_Job:_ All lines from the one containing "What data populates" through the final line of the records below should be reproduced exactly, with the pictures left out.

## BEGIN

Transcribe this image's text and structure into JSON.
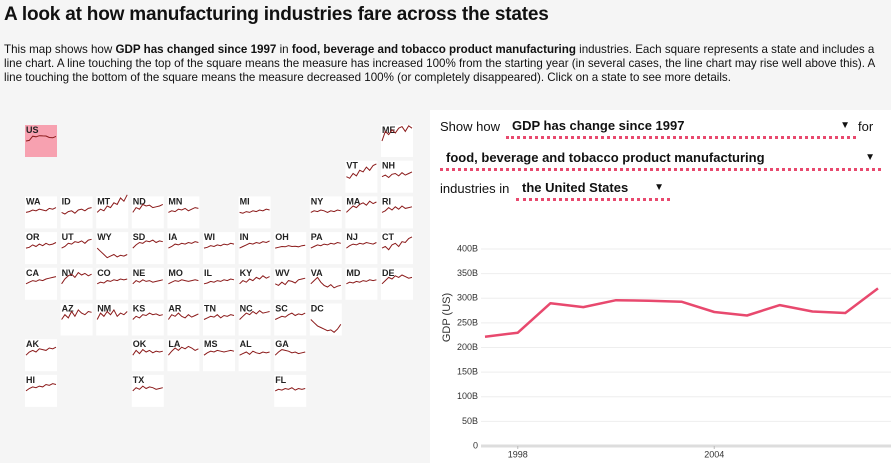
{
  "header": {
    "title": "A look at how manufacturing industries fare across the states"
  },
  "intro": [
    {
      "text": "This map shows how "
    },
    {
      "text": "GDP has changed since 1997",
      "bold": true
    },
    {
      "text": " in "
    },
    {
      "text": "food, beverage and tobacco product manufacturing",
      "bold": true
    },
    {
      "text": " industries. Each square represents a state and includes a line chart. A line touching the top of the square means the measure has increased 100% from the starting year (in several cases, the line chart may rise well above this). A line touching the bottom of the square means the measure decreased 100% (or completely disappeared). Click on a state to see more details."
    }
  ],
  "tile_map": {
    "range": [
      -100,
      100
    ],
    "states": [
      {
        "label": "US",
        "selected": true,
        "values": [
          0,
          4,
          30,
          26,
          33,
          32,
          31,
          22,
          20,
          29
        ]
      },
      {
        "label": "ME",
        "values": [
          0,
          60,
          40,
          70,
          50,
          80,
          90,
          60,
          95,
          80
        ]
      },
      {
        "label": "VT",
        "values": [
          0,
          -10,
          20,
          5,
          40,
          30,
          60,
          40,
          70,
          80
        ]
      },
      {
        "label": "NH",
        "values": [
          0,
          10,
          -5,
          15,
          20,
          5,
          25,
          10,
          20,
          30
        ]
      },
      {
        "label": "WA",
        "values": [
          0,
          5,
          15,
          10,
          20,
          15,
          10,
          25,
          20,
          30
        ]
      },
      {
        "label": "ID",
        "values": [
          0,
          -10,
          5,
          10,
          -5,
          15,
          20,
          10,
          25,
          30
        ]
      },
      {
        "label": "MT",
        "values": [
          0,
          20,
          10,
          40,
          30,
          60,
          50,
          90,
          70,
          110
        ]
      },
      {
        "label": "ND",
        "values": [
          0,
          30,
          20,
          50,
          40,
          45,
          30,
          35,
          40,
          50
        ]
      },
      {
        "label": "MN",
        "values": [
          0,
          10,
          5,
          20,
          15,
          25,
          10,
          20,
          30,
          25
        ]
      },
      {
        "label": "MI",
        "values": [
          0,
          -5,
          5,
          0,
          10,
          5,
          15,
          10,
          20,
          15
        ]
      },
      {
        "label": "NY",
        "values": [
          0,
          10,
          5,
          15,
          10,
          0,
          10,
          5,
          15,
          10
        ]
      },
      {
        "label": "MA",
        "values": [
          0,
          20,
          40,
          30,
          50,
          60,
          45,
          70,
          55,
          65
        ]
      },
      {
        "label": "RI",
        "values": [
          0,
          10,
          30,
          15,
          35,
          20,
          40,
          25,
          30,
          35
        ]
      },
      {
        "label": "OR",
        "values": [
          0,
          5,
          20,
          10,
          25,
          15,
          30,
          20,
          25,
          35
        ]
      },
      {
        "label": "UT",
        "values": [
          0,
          10,
          30,
          25,
          40,
          35,
          45,
          30,
          50,
          55
        ]
      },
      {
        "label": "WY",
        "values": [
          0,
          -20,
          -40,
          -60,
          -50,
          -40,
          -55,
          -45,
          -50,
          -40
        ]
      },
      {
        "label": "SD",
        "values": [
          0,
          20,
          35,
          30,
          45,
          40,
          50,
          35,
          45,
          40
        ]
      },
      {
        "label": "IA",
        "values": [
          0,
          10,
          25,
          20,
          30,
          25,
          35,
          30,
          40,
          35
        ]
      },
      {
        "label": "WI",
        "values": [
          0,
          5,
          15,
          10,
          20,
          15,
          25,
          20,
          30,
          25
        ]
      },
      {
        "label": "IN",
        "values": [
          0,
          10,
          20,
          30,
          25,
          35,
          30,
          40,
          35,
          45
        ]
      },
      {
        "label": "OH",
        "values": [
          0,
          5,
          10,
          8,
          15,
          10,
          12,
          8,
          15,
          18
        ]
      },
      {
        "label": "PA",
        "values": [
          0,
          10,
          20,
          15,
          25,
          20,
          30,
          25,
          35,
          30
        ]
      },
      {
        "label": "NJ",
        "values": [
          0,
          15,
          25,
          20,
          30,
          25,
          35,
          30,
          25,
          35
        ]
      },
      {
        "label": "CT",
        "values": [
          0,
          10,
          -10,
          20,
          30,
          10,
          40,
          35,
          60,
          70
        ]
      },
      {
        "label": "CA",
        "values": [
          0,
          10,
          20,
          15,
          25,
          20,
          30,
          35,
          40,
          45
        ]
      },
      {
        "label": "NV",
        "values": [
          0,
          30,
          50,
          60,
          40,
          70,
          55,
          65,
          50,
          60
        ]
      },
      {
        "label": "CO",
        "values": [
          0,
          10,
          5,
          20,
          15,
          25,
          20,
          30,
          25,
          30
        ]
      },
      {
        "label": "NE",
        "values": [
          0,
          20,
          10,
          25,
          15,
          20,
          10,
          15,
          20,
          25
        ]
      },
      {
        "label": "MO",
        "values": [
          0,
          10,
          20,
          15,
          25,
          20,
          15,
          20,
          25,
          20
        ]
      },
      {
        "label": "IL",
        "values": [
          0,
          5,
          15,
          10,
          20,
          15,
          25,
          20,
          30,
          25
        ]
      },
      {
        "label": "KY",
        "values": [
          0,
          20,
          10,
          30,
          20,
          40,
          30,
          50,
          35,
          45
        ]
      },
      {
        "label": "WV",
        "values": [
          0,
          -10,
          10,
          -5,
          20,
          15,
          5,
          25,
          30,
          35
        ]
      },
      {
        "label": "VA",
        "values": [
          0,
          20,
          40,
          10,
          -10,
          -20,
          -5,
          -25,
          -15,
          -10
        ]
      },
      {
        "label": "MD",
        "values": [
          0,
          10,
          5,
          15,
          10,
          20,
          15,
          25,
          20,
          25
        ]
      },
      {
        "label": "DE",
        "values": [
          0,
          20,
          40,
          30,
          50,
          40,
          55,
          45,
          35,
          40
        ]
      },
      {
        "label": "AZ",
        "values": [
          0,
          30,
          10,
          50,
          20,
          60,
          40,
          30,
          50,
          45
        ]
      },
      {
        "label": "NM",
        "values": [
          0,
          40,
          20,
          50,
          30,
          60,
          20,
          40,
          30,
          50
        ]
      },
      {
        "label": "KS",
        "values": [
          0,
          20,
          10,
          30,
          25,
          40,
          30,
          35,
          25,
          30
        ]
      },
      {
        "label": "AR",
        "values": [
          0,
          30,
          20,
          40,
          20,
          10,
          30,
          15,
          25,
          35
        ]
      },
      {
        "label": "TN",
        "values": [
          0,
          10,
          20,
          15,
          30,
          10,
          25,
          20,
          30,
          25
        ]
      },
      {
        "label": "NC",
        "values": [
          0,
          20,
          40,
          30,
          50,
          35,
          55,
          40,
          45,
          50
        ]
      },
      {
        "label": "SC",
        "values": [
          0,
          10,
          20,
          15,
          30,
          40,
          25,
          35,
          30,
          40
        ]
      },
      {
        "label": "DC",
        "values": [
          0,
          -20,
          -40,
          -50,
          -60,
          -70,
          -65,
          -80,
          -60,
          -30
        ]
      },
      {
        "label": "AK",
        "values": [
          0,
          20,
          30,
          20,
          40,
          35,
          30,
          45,
          40,
          50
        ]
      },
      {
        "label": "OK",
        "values": [
          0,
          30,
          10,
          35,
          20,
          30,
          15,
          25,
          20,
          25
        ]
      },
      {
        "label": "LA",
        "values": [
          0,
          25,
          45,
          30,
          50,
          40,
          55,
          45,
          30,
          40
        ]
      },
      {
        "label": "MS",
        "values": [
          0,
          15,
          25,
          20,
          30,
          25,
          20,
          25,
          30,
          25
        ]
      },
      {
        "label": "AL",
        "values": [
          0,
          10,
          20,
          5,
          25,
          15,
          10,
          20,
          15,
          20
        ]
      },
      {
        "label": "GA",
        "values": [
          0,
          20,
          35,
          30,
          25,
          15,
          20,
          10,
          15,
          20
        ]
      },
      {
        "label": "HI",
        "values": [
          0,
          15,
          25,
          20,
          30,
          25,
          40,
          35,
          45,
          40
        ]
      },
      {
        "label": "TX",
        "values": [
          0,
          20,
          10,
          30,
          15,
          25,
          20,
          10,
          15,
          20
        ]
      },
      {
        "label": "FL",
        "values": [
          0,
          10,
          5,
          15,
          10,
          20,
          5,
          15,
          10,
          15
        ]
      }
    ]
  },
  "controls": {
    "show_how": "Show how",
    "measure": "GDP has change since 1997",
    "for": "for",
    "industry": "food, beverage and tobacco product manufacturing",
    "industries_in": "industries in",
    "region": "the United States"
  },
  "chart_data": {
    "type": "line",
    "y_label": "GDP (US)",
    "x": [
      1997,
      1998,
      1999,
      2000,
      2001,
      2002,
      2003,
      2004,
      2005,
      2006,
      2007,
      2008,
      2009
    ],
    "series": [
      {
        "name": "GDP",
        "color": "#e8496e",
        "values": [
          222,
          230,
          290,
          282,
          296,
          295,
          293,
          272,
          265,
          286,
          273,
          270,
          320
        ]
      }
    ],
    "xlim": [
      1997,
      2009
    ],
    "xticks": [
      1998,
      2004
    ],
    "ylim": [
      0,
      400
    ],
    "yticks": [
      {
        "value": 0,
        "label": "0"
      },
      {
        "value": 50,
        "label": "50B"
      },
      {
        "value": 100,
        "label": "100B"
      },
      {
        "value": 150,
        "label": "150B"
      },
      {
        "value": 200,
        "label": "200B"
      },
      {
        "value": 250,
        "label": "250B"
      },
      {
        "value": 300,
        "label": "300B"
      },
      {
        "value": 350,
        "label": "350B"
      },
      {
        "value": 400,
        "label": "400B"
      }
    ],
    "grid": true
  }
}
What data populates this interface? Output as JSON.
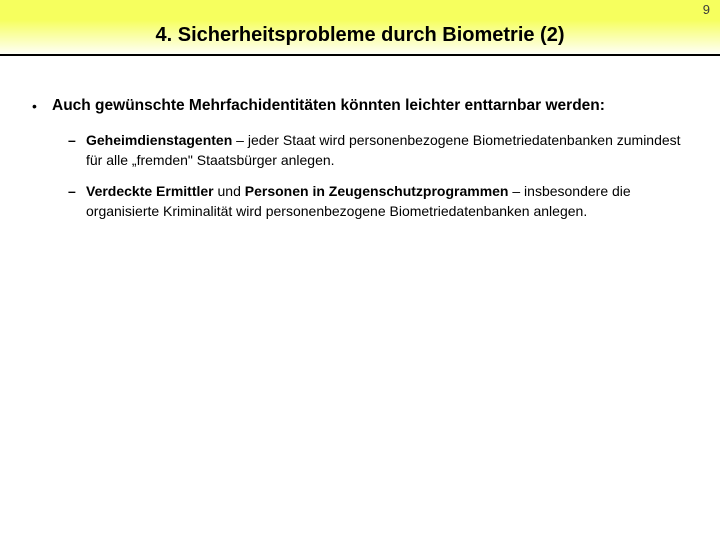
{
  "page_number": "9",
  "title": "4.  Sicherheitsprobleme durch Biometrie  (2)",
  "header": {
    "gradient_top": "#f6ff5e",
    "gradient_bottom": "#ffffff",
    "underline_color": "#000000",
    "title_fontsize": 20,
    "title_color": "#000000"
  },
  "bullet": {
    "marker": "•",
    "text": "Auch gewünschte Mehrfachidentitäten könnten leichter enttarnbar werden:",
    "fontsize": 15.5,
    "font_weight": "bold"
  },
  "sub_items": [
    {
      "marker": "–",
      "bold_lead": "Geheimdienstagenten",
      "rest": " – jeder Staat wird personenbezogene Biometriedatenbanken zumindest für alle „fremden\" Staatsbürger anlegen."
    },
    {
      "marker": "–",
      "bold_lead": "Verdeckte Ermittler",
      "mid_plain": " und ",
      "bold_mid": "Personen in Zeugenschutzprogrammen",
      "rest": " – insbesondere die organisierte Kriminalität wird personenbezogene Biometriedatenbanken anlegen."
    }
  ],
  "body": {
    "sub_fontsize": 14,
    "text_color": "#000000",
    "background_color": "#ffffff"
  }
}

## END

_Answer in full:_
What data populates this interface? Output as JSON.
{
  "page_number": "9",
  "title": "4.  Sicherheitsprobleme durch Biometrie  (2)",
  "header": {
    "gradient_top": "#f6ff5e",
    "gradient_bottom": "#ffffff",
    "underline_color": "#000000",
    "title_fontsize": 20,
    "title_color": "#000000"
  },
  "bullet": {
    "marker": "•",
    "text": "Auch gewünschte Mehrfachidentitäten könnten leichter enttarnbar werden:",
    "fontsize": 15.5,
    "font_weight": "bold"
  },
  "sub_items": [
    {
      "marker": "–",
      "bold_lead": "Geheimdienstagenten",
      "rest": " – jeder Staat wird personenbezogene Biometriedatenbanken zumindest für alle „fremden\" Staatsbürger anlegen."
    },
    {
      "marker": "–",
      "bold_lead": "Verdeckte Ermittler",
      "mid_plain": " und ",
      "bold_mid": "Personen in Zeugenschutzprogrammen",
      "rest": " – insbesondere die organisierte Kriminalität wird personenbezogene Biometriedatenbanken anlegen."
    }
  ],
  "body": {
    "sub_fontsize": 14,
    "text_color": "#000000",
    "background_color": "#ffffff"
  }
}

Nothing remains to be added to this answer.